- What you have to do -
Extract all lines containing "SDTVAR".

- Data entries -
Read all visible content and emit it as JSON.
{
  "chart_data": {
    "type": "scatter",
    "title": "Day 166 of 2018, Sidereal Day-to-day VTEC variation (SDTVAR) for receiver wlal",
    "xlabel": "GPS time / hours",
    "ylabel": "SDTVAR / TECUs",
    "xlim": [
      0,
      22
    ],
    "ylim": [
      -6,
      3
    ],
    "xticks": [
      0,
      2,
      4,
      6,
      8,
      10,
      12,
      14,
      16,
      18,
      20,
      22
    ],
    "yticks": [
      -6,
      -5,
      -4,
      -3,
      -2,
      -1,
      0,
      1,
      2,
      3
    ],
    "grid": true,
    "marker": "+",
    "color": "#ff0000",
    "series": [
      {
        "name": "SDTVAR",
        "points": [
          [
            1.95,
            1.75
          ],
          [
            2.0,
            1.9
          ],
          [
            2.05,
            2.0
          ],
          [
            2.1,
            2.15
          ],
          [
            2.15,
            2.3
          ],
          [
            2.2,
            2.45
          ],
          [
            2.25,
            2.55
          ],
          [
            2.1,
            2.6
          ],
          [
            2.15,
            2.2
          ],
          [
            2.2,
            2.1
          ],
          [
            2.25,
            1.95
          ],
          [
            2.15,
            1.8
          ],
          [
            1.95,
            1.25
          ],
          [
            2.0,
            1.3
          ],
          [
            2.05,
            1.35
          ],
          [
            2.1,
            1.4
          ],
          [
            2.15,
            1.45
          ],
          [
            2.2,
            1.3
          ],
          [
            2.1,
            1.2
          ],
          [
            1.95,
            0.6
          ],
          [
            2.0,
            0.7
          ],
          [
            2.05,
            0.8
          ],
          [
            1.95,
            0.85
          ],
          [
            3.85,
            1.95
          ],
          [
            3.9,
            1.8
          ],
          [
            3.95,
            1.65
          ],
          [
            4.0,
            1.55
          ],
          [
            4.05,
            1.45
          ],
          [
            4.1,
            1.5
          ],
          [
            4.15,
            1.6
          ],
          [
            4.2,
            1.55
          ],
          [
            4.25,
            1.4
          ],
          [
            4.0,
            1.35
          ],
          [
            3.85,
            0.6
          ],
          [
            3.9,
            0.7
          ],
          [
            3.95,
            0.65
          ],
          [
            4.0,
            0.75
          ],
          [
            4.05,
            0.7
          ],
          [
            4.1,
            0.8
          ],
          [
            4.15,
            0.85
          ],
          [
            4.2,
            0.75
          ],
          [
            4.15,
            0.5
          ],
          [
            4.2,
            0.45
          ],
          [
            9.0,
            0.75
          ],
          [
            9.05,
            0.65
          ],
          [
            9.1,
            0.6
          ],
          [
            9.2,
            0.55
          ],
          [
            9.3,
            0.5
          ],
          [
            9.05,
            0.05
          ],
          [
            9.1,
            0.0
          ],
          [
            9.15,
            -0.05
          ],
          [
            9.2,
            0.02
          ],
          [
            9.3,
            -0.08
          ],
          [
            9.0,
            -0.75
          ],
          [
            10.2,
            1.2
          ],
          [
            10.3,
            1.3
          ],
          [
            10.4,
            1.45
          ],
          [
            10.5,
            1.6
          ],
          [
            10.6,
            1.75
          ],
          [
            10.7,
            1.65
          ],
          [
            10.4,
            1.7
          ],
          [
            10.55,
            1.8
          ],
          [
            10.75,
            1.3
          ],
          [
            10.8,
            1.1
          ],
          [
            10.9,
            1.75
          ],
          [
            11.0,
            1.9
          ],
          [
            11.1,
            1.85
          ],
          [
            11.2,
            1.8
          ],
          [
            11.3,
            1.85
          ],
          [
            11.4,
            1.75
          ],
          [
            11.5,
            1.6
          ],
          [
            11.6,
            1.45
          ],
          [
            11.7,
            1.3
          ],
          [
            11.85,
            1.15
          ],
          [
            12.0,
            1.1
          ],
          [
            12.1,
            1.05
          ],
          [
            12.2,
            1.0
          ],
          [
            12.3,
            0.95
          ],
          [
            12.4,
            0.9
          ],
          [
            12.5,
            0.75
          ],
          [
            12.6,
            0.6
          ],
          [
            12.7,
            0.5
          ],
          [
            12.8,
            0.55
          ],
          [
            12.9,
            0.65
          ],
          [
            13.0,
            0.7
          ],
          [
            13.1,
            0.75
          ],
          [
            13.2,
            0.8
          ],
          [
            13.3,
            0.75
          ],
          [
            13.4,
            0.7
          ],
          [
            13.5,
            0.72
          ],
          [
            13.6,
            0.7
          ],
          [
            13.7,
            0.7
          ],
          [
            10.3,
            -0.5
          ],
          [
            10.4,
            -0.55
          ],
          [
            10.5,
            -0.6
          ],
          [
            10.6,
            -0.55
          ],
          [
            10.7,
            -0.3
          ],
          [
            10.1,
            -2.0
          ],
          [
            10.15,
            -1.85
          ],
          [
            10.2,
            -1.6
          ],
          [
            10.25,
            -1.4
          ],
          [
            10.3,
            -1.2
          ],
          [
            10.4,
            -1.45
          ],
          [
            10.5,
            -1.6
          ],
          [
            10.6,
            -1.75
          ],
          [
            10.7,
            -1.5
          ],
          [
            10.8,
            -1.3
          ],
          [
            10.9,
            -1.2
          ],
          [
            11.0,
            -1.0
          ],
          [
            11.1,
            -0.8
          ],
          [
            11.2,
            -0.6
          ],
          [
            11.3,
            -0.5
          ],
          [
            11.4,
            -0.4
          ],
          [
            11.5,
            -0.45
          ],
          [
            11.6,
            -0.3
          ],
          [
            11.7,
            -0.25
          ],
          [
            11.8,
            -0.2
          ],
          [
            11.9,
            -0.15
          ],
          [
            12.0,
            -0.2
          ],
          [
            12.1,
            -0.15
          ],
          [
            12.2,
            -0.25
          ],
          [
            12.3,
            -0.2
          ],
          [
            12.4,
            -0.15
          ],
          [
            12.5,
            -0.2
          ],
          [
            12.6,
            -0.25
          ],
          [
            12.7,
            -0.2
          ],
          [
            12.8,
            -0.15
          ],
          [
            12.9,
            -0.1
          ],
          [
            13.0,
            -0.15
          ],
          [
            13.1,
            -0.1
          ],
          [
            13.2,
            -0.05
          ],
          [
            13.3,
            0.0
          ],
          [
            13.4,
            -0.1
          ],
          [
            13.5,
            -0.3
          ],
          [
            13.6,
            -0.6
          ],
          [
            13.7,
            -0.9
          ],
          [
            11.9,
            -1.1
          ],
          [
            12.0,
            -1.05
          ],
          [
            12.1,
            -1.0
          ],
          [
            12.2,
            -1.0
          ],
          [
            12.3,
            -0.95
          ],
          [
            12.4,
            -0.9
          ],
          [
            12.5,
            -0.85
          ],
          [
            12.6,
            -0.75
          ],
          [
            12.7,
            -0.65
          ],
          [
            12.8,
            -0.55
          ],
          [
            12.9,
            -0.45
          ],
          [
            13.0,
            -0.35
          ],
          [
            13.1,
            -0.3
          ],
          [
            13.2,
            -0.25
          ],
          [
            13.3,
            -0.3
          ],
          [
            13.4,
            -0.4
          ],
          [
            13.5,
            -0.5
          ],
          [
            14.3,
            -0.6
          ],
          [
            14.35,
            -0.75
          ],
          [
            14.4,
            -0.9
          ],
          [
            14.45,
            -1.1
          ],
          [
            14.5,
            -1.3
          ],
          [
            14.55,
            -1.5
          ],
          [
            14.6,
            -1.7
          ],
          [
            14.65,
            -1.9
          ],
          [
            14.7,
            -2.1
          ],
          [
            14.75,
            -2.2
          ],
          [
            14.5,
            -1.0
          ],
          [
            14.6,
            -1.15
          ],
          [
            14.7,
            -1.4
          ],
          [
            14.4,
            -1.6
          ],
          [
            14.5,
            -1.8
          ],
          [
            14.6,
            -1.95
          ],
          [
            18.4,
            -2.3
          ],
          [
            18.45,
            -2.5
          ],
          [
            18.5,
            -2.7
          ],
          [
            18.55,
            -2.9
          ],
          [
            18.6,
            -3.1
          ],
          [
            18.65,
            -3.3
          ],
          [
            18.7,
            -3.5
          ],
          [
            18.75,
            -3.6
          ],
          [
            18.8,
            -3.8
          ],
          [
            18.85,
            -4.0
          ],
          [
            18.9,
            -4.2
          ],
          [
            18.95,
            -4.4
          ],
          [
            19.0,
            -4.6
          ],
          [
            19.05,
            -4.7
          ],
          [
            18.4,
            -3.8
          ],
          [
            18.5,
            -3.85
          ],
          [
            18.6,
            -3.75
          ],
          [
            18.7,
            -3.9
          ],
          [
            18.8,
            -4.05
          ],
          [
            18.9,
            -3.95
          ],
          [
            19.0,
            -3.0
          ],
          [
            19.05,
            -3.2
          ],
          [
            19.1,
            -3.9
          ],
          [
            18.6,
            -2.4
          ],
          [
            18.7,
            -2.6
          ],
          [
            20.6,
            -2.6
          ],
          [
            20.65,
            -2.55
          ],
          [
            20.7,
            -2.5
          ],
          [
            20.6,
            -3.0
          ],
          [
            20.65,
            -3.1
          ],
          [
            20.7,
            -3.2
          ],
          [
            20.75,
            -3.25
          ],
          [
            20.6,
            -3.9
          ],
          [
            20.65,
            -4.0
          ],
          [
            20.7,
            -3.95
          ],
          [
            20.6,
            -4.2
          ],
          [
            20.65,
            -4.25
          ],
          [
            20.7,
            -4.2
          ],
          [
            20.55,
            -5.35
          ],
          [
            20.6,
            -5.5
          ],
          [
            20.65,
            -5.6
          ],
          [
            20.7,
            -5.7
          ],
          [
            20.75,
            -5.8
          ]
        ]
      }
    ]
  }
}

- The result -
    "title": "Day 166 of 2018, Sidereal Day-to-day VTEC variation (SDTVAR) for receiver wlal",
    "ylabel": "SDTVAR / TECUs",
        "name": "SDTVAR",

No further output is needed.